Collected data entries:
>> Begin
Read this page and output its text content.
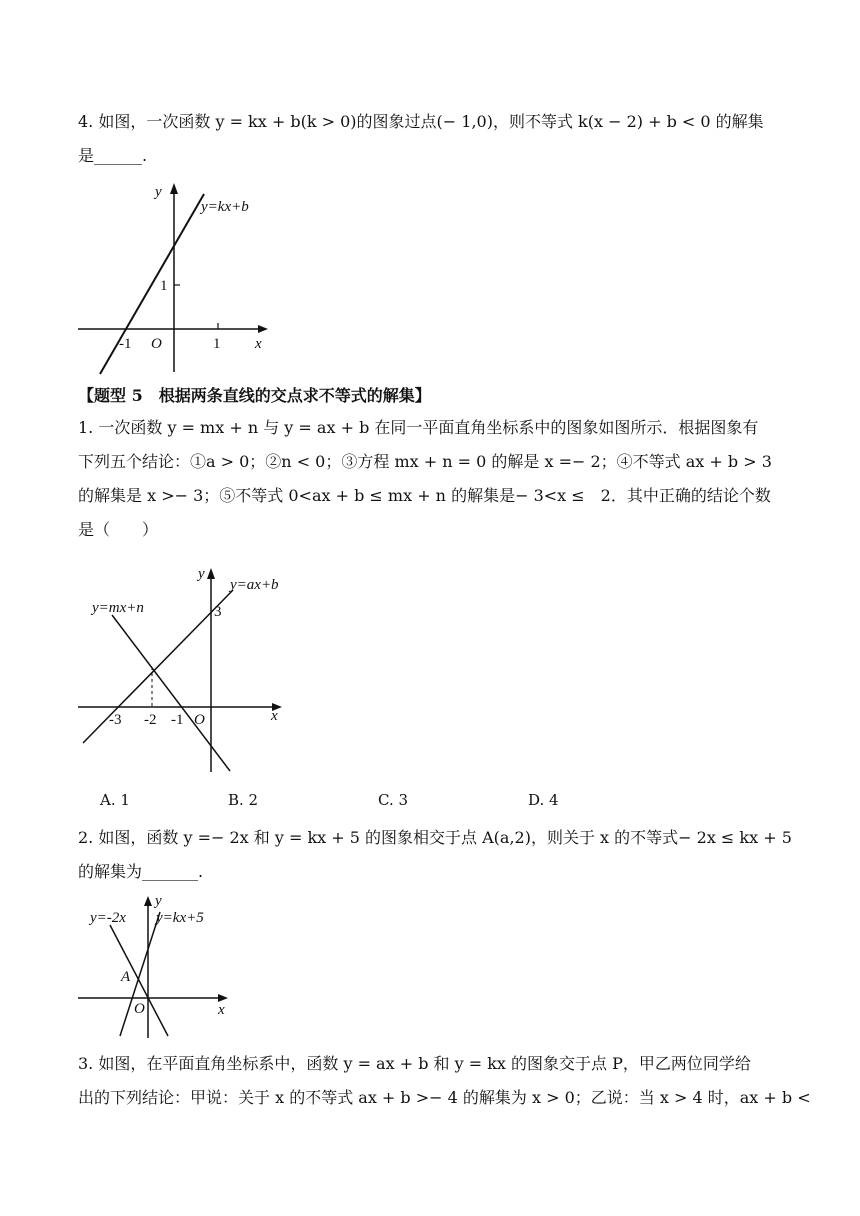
4. 如图，一次函数 y = kx + b(k > 0)的图象过点(− 1,0)，则不等式 k(x − 2) + b < 0 的解集
是______.
y
x
y=kx+b
-1 O	1
1
【题型 5　根据两条直线的交点求不等式的解集】
1. 一次函数 y = mx + n 与 y = ax + b 在同一平面直角坐标系中的图象如图所示．根据图象有
下列五个结论：①a > 0；②n < 0；③方程 mx + n = 0 的解是 x =− 2；④不等式 ax + b > 3
的解集是 x >− 3；⑤不等式 0<ax + b ≤ mx + n 的解集是− 3<x ≤　2．其中正确的结论个数
是（　　）
y
x
y=ax+b
y=mx+n	3
-3 -2 -1 O
A. 1	B. 2	C. 3	D. 4
2. 如图，函数 y =− 2x 和 y = kx + 5 的图象相交于点 A(a,2)，则关于 x 的不等式− 2x ≤ kx + 5
的解集为_______.
y
x
y=-2x y=kx+5
A
O
3. 如图，在平面直角坐标系中，函数 y = ax + b 和 y = kx 的图象交于点 P，甲乙两位同学给
出的下列结论：甲说：关于 x 的不等式 ax + b >− 4 的解集为 x > 0；乙说：当 x > 4 时，ax + b <
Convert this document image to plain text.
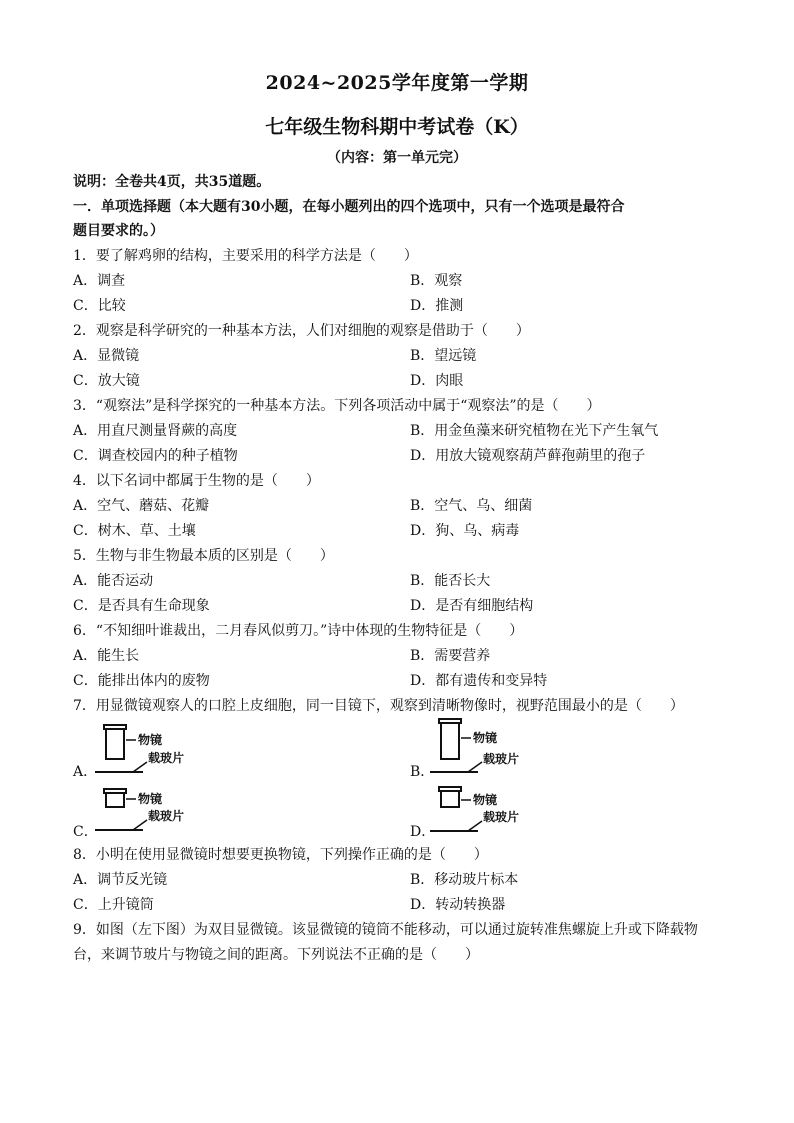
2024~2025学年度第一学期
七年级生物科期中考试卷（K）
（内容：第一单元完）
说明：全卷共4页，共35道题。
一．单项选择题（本大题有30小题，在每小题列出的四个选项中，只有一个选项是最符合
题目要求的。）
1．要了解鸡卵的结构，主要采用的科学方法是（　　）
A．调查	B．观察
C．比较	D．推测
2．观察是科学研究的一种基本方法，人们对细胞的观察是借助于（　　）
A．显微镜	B．望远镜
C．放大镜	D．肉眼
3．“观察法”是科学探究的一种基本方法。下列各项活动中属于“观察法”的是（　　）
A．用直尺测量肾蕨的高度	B．用金鱼藻来研究植物在光下产生氧气
C．调查校园内的种子植物	D．用放大镜观察葫芦藓孢蒴里的孢子
4．以下名词中都属于生物的是（　　）
A．空气、蘑菇、花瓣	B．空气、乌、细菌
C．树木、草、土壤	D．狗、乌、病毒
5．生物与非生物最本质的区别是（　　）
A．能否运动	B．能否长大
C．是否具有生命现象	D．是否有细胞结构
6．“不知细叶谁裁出，二月春风似剪刀。”诗中体现的生物特征是（　　）
A．能生长	B．需要营养
C．能排出体内的废物	D．都有遗传和变异特
7．用显微镜观察人的口腔上皮细胞，同一目镜下，观察到清晰物像时，视野范围最小的是（　　）
A．	B．
C．	D．
物镜
载玻片
物镜
载玻片
物镜
载玻片
物镜
载玻片
8．小明在使用显微镜时想要更换物镜，下列操作正确的是（　　）
A．调节反光镜	B．移动玻片标本
C．上升镜筒	D．转动转换器
9．如图（左下图）为双目显微镜。该显微镜的镜筒不能移动，可以通过旋转准焦螺旋上升或下降载物
台，来调节玻片与物镜之间的距离。下列说法不正确的是（　　）
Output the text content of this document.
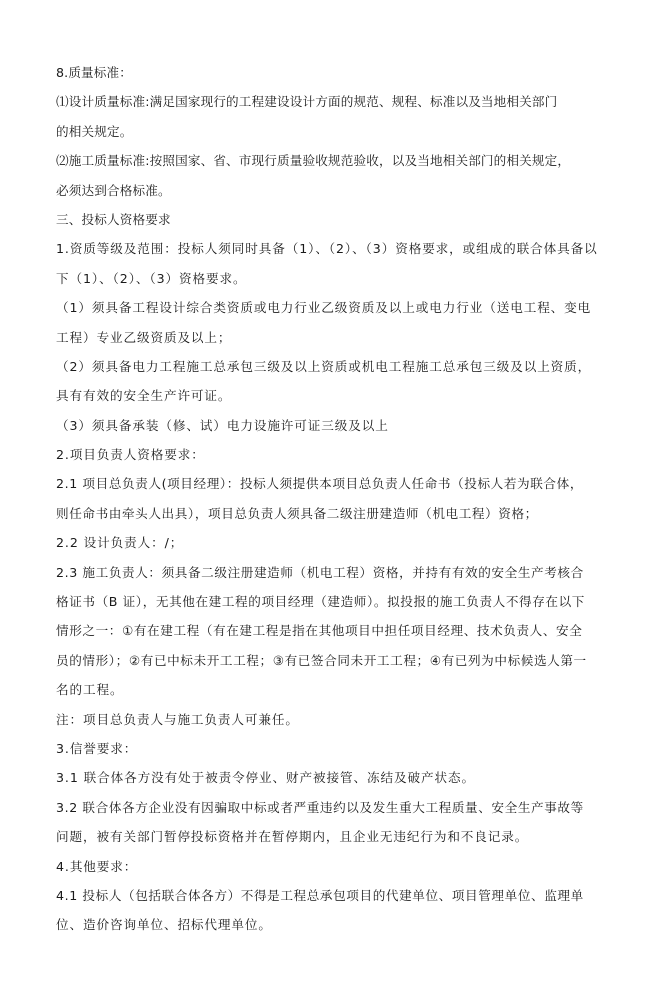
8.质量标准：
⑴设计质量标准:满足国家现行的工程建设设计方面的规范、规程、标准以及当地相关部门
的相关规定。
⑵施工质量标准:按照国家、省、市现行质量验收规范验收，以及当地相关部门的相关规定，
必须达到合格标准。
三、投标人资格要求
1.资质等级及范围：投标人须同时具备（1）、（2）、（3）资格要求，或组成的联合体具备以
下（1）、（2）、（3）资格要求。
（1）须具备工程设计综合类资质或电力行业乙级资质及以上或电力行业（送电工程、变电
工程）专业乙级资质及以上；
（2）须具备电力工程施工总承包三级及以上资质或机电工程施工总承包三级及以上资质，
具有有效的安全生产许可证。
（3）须具备承装（修、试）电力设施许可证三级及以上
2.项目负责人资格要求：
2.1 项目总负责人(项目经理）：投标人须提供本项目总负责人任命书（投标人若为联合体，
则任命书由牵头人出具），项目总负责人须具备二级注册建造师（机电工程）资格；
2.2 设计负责人：/；
2.3 施工负责人：须具备二级注册建造师（机电工程）资格，并持有有效的安全生产考核合
格证书（B 证），无其他在建工程的项目经理（建造师）。拟投报的施工负责人不得存在以下
情形之一：①有在建工程（有在建工程是指在其他项目中担任项目经理、技术负责人、安全
员的情形）；②有已中标未开工工程；③有已签合同未开工工程；④有已列为中标候选人第一
名的工程。
注：项目总负责人与施工负责人可兼任。
3.信誉要求：
3.1 联合体各方没有处于被责令停业、财产被接管、冻结及破产状态。
3.2 联合体各方企业没有因骗取中标或者严重违约以及发生重大工程质量、安全生产事故等
问题，被有关部门暂停投标资格并在暂停期内，且企业无违纪行为和不良记录。
4.其他要求：
4.1 投标人（包括联合体各方）不得是工程总承包项目的代建单位、项目管理单位、监理单
位、造价咨询单位、招标代理单位。
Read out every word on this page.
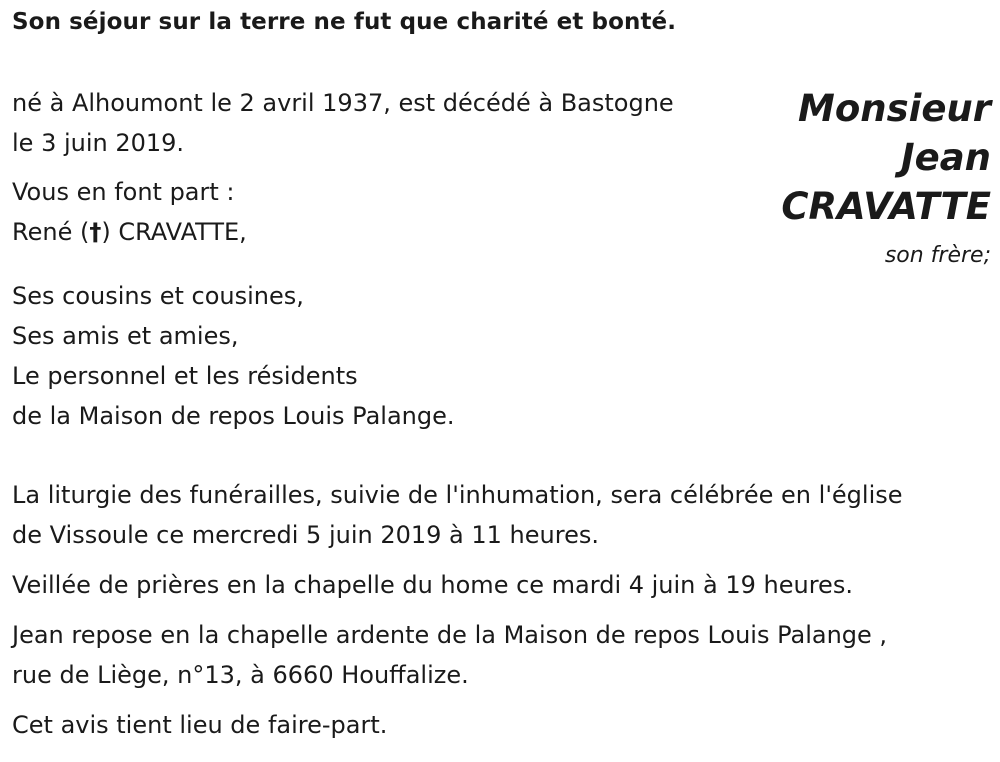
Son séjour sur la terre ne fut que charité et bonté.
Monsieur
Jean
CRAVATTE
son frère;
né à Alhoumont le 2 avril 1937, est décédé à Bastogne
le 3 juin 2019.
Vous en font part :
René (†) CRAVATTE,
Ses cousins et cousines,
Ses amis et amies,
Le personnel et les résidents
de la Maison de repos Louis Palange.
La liturgie des funérailles, suivie de l'inhumation, sera célébrée en l'église
de Vissoule ce mercredi 5 juin 2019 à 11 heures.
Veillée de prières en la chapelle du home ce mardi 4 juin à 19 heures.
Jean repose en la chapelle ardente de la Maison de repos Louis Palange ,
rue de Liège, n°13, à 6660 Houffalize.
Cet avis tient lieu de faire-part.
>> End
**EXERCISE OBJECTIVE**
Extract all the entries word for word; omit any pictures.

**RESULT FOR THIS EXERCISE**
Read this page and output its text content.
4. 如图，一次函数 y = kx + b(k > 0)的图象过点(− 1,0)，则不等式 k(x − 2) + b < 0 的解集
是______.
y
x
y=kx+b
-1 O	1
1
【题型 5　根据两条直线的交点求不等式的解集】
1. 一次函数 y = mx + n 与 y = ax + b 在同一平面直角坐标系中的图象如图所示．根据图象有
下列五个结论：①a > 0；②n < 0；③方程 mx + n = 0 的解是 x =− 2；④不等式 ax + b > 3
的解集是 x >− 3；⑤不等式 0<ax + b ≤ mx + n 的解集是− 3<x ≤　2．其中正确的结论个数
是（　　）
y
x
y=ax+b
y=mx+n	3
-3 -2 -1 O
A. 1	B. 2	C. 3	D. 4
2. 如图，函数 y =− 2x 和 y = kx + 5 的图象相交于点 A(a,2)，则关于 x 的不等式− 2x ≤ kx + 5
的解集为_______.
y
x
y=-2x y=kx+5
A
O
3. 如图，在平面直角坐标系中，函数 y = ax + b 和 y = kx 的图象交于点 P，甲乙两位同学给
出的下列结论：甲说：关于 x 的不等式 ax + b >− 4 的解集为 x > 0；乙说：当 x > 4 时，ax + b <
Convert this document image to plain text.
2024~2025学年度第一学期
七年级生物科期中考试卷（K）
（内容：第一单元完）
说明：全卷共4页，共35道题。
一．单项选择题（本大题有30小题，在每小题列出的四个选项中，只有一个选项是最符合
题目要求的。）
1．要了解鸡卵的结构，主要采用的科学方法是（　　）
A．调查	B．观察
C．比较	D．推测
2．观察是科学研究的一种基本方法，人们对细胞的观察是借助于（　　）
A．显微镜	B．望远镜
C．放大镜	D．肉眼
3．“观察法”是科学探究的一种基本方法。下列各项活动中属于“观察法”的是（　　）
A．用直尺测量肾蕨的高度	B．用金鱼藻来研究植物在光下产生氧气
C．调查校园内的种子植物	D．用放大镜观察葫芦藓孢蒴里的孢子
4．以下名词中都属于生物的是（　　）
A．空气、蘑菇、花瓣	B．空气、乌、细菌
C．树木、草、土壤	D．狗、乌、病毒
5．生物与非生物最本质的区别是（　　）
A．能否运动	B．能否长大
C．是否具有生命现象	D．是否有细胞结构
6．“不知细叶谁裁出，二月春风似剪刀。”诗中体现的生物特征是（　　）
A．能生长	B．需要营养
C．能排出体内的废物	D．都有遗传和变异特
7．用显微镜观察人的口腔上皮细胞，同一目镜下，观察到清晰物像时，视野范围最小的是（　　）
A．	B．
C．	D．
物镜
载玻片
物镜
载玻片
物镜
载玻片
物镜
载玻片
8．小明在使用显微镜时想要更换物镜，下列操作正确的是（　　）
A．调节反光镜	B．移动玻片标本
C．上升镜筒	D．转动转换器
9．如图（左下图）为双目显微镜。该显微镜的镜筒不能移动，可以通过旋转准焦螺旋上升或下降载物
台，来调节玻片与物镜之间的距离。下列说法不正确的是（　　）
Output the text content of this document.
8.质量标准：
⑴设计质量标准:满足国家现行的工程建设设计方面的规范、规程、标准以及当地相关部门
的相关规定。
⑵施工质量标准:按照国家、省、市现行质量验收规范验收，以及当地相关部门的相关规定，
必须达到合格标准。
三、投标人资格要求
1.资质等级及范围：投标人须同时具备（1）、（2）、（3）资格要求，或组成的联合体具备以
下（1）、（2）、（3）资格要求。
（1）须具备工程设计综合类资质或电力行业乙级资质及以上或电力行业（送电工程、变电
工程）专业乙级资质及以上；
（2）须具备电力工程施工总承包三级及以上资质或机电工程施工总承包三级及以上资质，
具有有效的安全生产许可证。
（3）须具备承装（修、试）电力设施许可证三级及以上
2.项目负责人资格要求：
2.1 项目总负责人(项目经理）：投标人须提供本项目总负责人任命书（投标人若为联合体，
则任命书由牵头人出具），项目总负责人须具备二级注册建造师（机电工程）资格；
2.2 设计负责人：/；
2.3 施工负责人：须具备二级注册建造师（机电工程）资格，并持有有效的安全生产考核合
格证书（B 证），无其他在建工程的项目经理（建造师）。拟投报的施工负责人不得存在以下
情形之一：①有在建工程（有在建工程是指在其他项目中担任项目经理、技术负责人、安全
员的情形）；②有已中标未开工工程；③有已签合同未开工工程；④有已列为中标候选人第一
名的工程。
注：项目总负责人与施工负责人可兼任。
3.信誉要求：
3.1 联合体各方没有处于被责令停业、财产被接管、冻结及破产状态。
3.2 联合体各方企业没有因骗取中标或者严重违约以及发生重大工程质量、安全生产事故等
问题，被有关部门暂停投标资格并在暂停期内，且企业无违纪行为和不良记录。
4.其他要求：
4.1 投标人（包括联合体各方）不得是工程总承包项目的代建单位、项目管理单位、监理单
位、造价咨询单位、招标代理单位。
Read out every word on this page.
Son séjour sur la terre ne fut que charité et bonté.
Monsieur
Jean
CRAVATTE
son frère;
né à Alhoumont le 2 avril 1937, est décédé à Bastogne
le 3 juin 2019.
Vous en font part :
René (†) CRAVATTE,
Ses cousins et cousines,
Ses amis et amies,
Le personnel et les résidents
de la Maison de repos Louis Palange.
La liturgie des funérailles, suivie de l'inhumation, sera célébrée en l'église
de Vissoule ce mercredi 5 juin 2019 à 11 heures.
Veillée de prières en la chapelle du home ce mardi 4 juin à 19 heures.
Jean repose en la chapelle ardente de la Maison de repos Louis Palange ,
rue de Liège, n°13, à 6660 Houffalize.
Cet avis tient lieu de faire-part.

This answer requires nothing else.